## AIM
Below are the records. List every line holding the word "Dominant".

## ENTRIES SHOWN
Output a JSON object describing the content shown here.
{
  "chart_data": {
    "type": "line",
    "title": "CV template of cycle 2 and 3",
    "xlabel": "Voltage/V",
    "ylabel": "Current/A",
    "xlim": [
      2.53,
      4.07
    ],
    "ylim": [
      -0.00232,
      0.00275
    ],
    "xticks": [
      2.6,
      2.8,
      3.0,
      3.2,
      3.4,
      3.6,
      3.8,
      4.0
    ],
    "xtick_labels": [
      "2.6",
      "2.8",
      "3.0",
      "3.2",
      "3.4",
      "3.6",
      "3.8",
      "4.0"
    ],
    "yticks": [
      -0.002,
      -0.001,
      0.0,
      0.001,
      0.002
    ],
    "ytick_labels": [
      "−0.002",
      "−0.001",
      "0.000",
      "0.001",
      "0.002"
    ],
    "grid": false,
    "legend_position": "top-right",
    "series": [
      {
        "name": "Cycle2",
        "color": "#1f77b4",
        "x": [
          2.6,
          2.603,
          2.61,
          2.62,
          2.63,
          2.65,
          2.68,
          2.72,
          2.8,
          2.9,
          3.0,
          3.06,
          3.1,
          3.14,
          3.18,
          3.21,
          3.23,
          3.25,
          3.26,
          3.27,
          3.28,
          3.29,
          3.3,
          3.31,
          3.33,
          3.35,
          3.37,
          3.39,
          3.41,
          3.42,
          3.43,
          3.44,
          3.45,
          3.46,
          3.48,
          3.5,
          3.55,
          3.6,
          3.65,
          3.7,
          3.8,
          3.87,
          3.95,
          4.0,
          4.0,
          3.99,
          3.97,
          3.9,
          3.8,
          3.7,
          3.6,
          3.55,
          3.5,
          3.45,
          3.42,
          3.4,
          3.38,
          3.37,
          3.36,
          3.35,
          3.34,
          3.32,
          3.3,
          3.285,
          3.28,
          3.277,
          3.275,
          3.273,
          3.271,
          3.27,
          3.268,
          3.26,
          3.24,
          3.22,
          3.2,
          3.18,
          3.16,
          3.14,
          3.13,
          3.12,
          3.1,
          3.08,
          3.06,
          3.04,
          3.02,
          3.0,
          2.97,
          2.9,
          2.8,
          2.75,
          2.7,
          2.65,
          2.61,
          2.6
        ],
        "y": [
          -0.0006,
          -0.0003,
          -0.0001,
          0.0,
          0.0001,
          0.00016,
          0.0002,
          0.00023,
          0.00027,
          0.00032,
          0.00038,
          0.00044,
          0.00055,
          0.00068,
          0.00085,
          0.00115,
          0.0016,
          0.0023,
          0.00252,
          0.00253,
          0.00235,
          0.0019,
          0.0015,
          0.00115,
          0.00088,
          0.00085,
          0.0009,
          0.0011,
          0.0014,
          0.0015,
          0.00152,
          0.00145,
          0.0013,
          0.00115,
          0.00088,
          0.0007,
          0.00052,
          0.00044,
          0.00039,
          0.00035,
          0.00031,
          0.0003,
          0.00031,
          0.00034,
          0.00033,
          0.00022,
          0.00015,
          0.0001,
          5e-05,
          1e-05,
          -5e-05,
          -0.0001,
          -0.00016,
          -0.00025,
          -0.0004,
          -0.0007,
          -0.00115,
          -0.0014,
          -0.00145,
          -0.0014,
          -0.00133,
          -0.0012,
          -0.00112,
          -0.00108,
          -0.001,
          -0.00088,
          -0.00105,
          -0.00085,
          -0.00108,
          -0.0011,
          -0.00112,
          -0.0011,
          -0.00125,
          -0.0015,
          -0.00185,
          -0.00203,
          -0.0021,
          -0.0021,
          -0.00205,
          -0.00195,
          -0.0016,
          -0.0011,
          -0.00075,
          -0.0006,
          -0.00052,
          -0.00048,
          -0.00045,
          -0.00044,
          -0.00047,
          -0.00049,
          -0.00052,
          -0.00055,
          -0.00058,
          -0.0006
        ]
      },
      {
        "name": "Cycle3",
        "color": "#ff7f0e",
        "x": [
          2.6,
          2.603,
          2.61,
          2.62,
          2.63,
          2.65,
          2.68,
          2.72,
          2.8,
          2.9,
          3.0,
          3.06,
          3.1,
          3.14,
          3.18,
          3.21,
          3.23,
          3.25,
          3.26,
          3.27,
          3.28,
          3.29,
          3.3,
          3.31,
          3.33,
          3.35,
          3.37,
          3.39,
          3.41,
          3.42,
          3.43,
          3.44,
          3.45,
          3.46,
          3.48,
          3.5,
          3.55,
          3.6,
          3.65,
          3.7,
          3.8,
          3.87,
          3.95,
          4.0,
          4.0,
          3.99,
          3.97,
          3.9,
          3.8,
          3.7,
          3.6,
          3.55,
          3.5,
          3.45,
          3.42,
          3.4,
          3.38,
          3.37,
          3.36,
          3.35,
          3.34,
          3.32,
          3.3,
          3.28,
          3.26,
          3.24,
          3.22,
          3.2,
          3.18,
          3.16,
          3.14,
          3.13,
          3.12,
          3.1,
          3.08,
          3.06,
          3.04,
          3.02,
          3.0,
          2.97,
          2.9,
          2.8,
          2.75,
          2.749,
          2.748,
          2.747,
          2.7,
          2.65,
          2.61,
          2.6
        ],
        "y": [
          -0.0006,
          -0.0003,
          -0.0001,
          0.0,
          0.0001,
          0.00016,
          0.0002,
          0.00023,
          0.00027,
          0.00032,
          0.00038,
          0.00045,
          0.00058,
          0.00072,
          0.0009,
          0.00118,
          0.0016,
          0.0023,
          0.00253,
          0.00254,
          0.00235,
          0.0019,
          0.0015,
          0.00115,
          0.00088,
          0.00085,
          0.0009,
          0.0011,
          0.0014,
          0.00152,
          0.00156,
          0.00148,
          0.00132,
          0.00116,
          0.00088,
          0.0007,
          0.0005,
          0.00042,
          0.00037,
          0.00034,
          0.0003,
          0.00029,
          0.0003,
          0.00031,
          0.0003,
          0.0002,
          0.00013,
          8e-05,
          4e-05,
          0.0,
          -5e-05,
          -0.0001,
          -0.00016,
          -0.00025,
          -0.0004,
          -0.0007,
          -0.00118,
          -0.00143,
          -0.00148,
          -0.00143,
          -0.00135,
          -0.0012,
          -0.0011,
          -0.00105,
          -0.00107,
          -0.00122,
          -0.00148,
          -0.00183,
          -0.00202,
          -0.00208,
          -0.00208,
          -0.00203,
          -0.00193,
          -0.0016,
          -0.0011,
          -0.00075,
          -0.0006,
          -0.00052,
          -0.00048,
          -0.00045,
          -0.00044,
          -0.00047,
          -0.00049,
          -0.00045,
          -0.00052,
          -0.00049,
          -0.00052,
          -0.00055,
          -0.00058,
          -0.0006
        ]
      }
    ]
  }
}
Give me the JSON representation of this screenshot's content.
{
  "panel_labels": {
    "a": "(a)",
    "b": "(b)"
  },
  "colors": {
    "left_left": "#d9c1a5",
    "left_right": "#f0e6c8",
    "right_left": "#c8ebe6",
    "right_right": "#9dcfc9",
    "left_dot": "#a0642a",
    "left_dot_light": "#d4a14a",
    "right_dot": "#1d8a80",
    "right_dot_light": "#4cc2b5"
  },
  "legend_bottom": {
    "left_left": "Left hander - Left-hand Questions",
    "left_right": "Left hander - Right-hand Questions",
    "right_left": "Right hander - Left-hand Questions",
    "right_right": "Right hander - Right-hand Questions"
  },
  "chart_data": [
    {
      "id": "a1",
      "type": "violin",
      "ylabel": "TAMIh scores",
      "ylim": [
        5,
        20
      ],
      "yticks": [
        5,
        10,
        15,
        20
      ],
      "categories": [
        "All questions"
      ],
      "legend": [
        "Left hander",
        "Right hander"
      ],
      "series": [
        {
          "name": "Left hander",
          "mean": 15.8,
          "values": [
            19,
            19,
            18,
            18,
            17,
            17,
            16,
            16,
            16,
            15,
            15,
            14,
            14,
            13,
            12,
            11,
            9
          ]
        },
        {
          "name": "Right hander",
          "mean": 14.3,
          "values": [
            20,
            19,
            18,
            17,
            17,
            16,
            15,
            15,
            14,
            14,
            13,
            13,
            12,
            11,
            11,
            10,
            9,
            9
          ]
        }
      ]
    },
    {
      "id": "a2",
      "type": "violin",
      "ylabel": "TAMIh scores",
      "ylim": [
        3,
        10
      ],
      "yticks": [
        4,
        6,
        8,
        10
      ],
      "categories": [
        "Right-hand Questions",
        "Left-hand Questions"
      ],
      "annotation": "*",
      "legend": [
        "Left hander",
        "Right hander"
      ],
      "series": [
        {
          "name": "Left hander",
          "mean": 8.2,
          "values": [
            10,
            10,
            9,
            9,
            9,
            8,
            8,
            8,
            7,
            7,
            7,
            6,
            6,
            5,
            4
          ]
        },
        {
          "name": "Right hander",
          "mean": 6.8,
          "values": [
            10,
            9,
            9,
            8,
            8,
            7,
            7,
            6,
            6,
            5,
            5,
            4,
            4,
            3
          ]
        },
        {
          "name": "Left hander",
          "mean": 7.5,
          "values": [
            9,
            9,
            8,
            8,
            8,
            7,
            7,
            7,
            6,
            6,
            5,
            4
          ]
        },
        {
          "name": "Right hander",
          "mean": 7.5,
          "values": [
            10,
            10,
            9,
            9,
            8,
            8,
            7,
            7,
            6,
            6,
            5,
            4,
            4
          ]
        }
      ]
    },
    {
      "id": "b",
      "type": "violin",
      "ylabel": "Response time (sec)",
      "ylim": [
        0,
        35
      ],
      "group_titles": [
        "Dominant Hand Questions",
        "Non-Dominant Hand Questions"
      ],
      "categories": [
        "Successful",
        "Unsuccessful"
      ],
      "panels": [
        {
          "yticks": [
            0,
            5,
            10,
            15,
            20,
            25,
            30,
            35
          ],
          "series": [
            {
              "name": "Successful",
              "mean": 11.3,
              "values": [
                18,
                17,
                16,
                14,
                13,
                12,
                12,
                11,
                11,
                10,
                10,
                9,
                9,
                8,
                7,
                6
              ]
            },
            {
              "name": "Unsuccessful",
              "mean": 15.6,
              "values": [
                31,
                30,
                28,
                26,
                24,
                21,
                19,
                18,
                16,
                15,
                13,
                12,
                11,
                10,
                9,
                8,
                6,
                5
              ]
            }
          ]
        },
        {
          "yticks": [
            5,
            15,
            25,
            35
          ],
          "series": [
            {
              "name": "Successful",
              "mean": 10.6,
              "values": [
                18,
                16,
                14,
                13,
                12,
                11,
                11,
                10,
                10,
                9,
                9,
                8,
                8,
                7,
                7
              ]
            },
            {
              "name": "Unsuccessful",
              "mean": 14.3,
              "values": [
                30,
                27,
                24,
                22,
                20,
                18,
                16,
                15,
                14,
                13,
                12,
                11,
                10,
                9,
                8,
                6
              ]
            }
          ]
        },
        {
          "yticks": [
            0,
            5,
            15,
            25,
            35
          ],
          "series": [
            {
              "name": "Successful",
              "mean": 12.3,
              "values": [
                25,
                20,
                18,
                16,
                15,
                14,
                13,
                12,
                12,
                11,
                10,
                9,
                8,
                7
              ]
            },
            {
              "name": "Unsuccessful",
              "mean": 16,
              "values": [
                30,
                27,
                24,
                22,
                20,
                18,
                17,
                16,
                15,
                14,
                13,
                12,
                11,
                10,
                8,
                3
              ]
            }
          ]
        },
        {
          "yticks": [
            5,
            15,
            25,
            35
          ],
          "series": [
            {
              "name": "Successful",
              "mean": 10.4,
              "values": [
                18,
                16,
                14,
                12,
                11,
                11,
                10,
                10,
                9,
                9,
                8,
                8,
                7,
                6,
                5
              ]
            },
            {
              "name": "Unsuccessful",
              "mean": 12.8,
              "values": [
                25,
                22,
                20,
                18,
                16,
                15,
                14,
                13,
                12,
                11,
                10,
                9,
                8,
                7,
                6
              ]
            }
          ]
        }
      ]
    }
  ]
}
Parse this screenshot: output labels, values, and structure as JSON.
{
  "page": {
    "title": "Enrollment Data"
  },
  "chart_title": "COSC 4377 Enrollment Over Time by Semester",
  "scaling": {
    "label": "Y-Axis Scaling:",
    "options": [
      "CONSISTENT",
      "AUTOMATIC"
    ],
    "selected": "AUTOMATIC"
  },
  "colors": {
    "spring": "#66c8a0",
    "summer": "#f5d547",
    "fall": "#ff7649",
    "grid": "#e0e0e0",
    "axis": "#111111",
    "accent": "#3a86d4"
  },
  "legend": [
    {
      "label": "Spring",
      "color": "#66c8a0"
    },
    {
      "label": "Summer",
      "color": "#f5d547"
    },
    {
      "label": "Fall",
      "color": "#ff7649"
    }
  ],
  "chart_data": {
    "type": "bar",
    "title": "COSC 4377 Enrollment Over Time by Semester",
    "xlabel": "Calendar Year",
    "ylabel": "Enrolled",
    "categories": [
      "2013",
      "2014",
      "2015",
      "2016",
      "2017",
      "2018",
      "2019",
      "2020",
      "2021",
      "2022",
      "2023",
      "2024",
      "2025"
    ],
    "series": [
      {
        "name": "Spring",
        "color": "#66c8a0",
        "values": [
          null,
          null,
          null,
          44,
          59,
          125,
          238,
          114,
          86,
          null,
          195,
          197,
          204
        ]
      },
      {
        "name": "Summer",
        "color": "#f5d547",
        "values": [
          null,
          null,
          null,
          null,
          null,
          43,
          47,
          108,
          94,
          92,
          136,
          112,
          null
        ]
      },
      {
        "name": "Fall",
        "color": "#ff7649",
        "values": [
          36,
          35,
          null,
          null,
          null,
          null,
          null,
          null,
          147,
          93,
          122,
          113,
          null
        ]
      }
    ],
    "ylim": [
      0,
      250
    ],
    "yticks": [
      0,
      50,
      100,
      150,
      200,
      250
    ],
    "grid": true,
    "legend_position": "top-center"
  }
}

## FULL RESPONSE
        "Dominant Hand Questions",
        "Non-Dominant Hand Questions"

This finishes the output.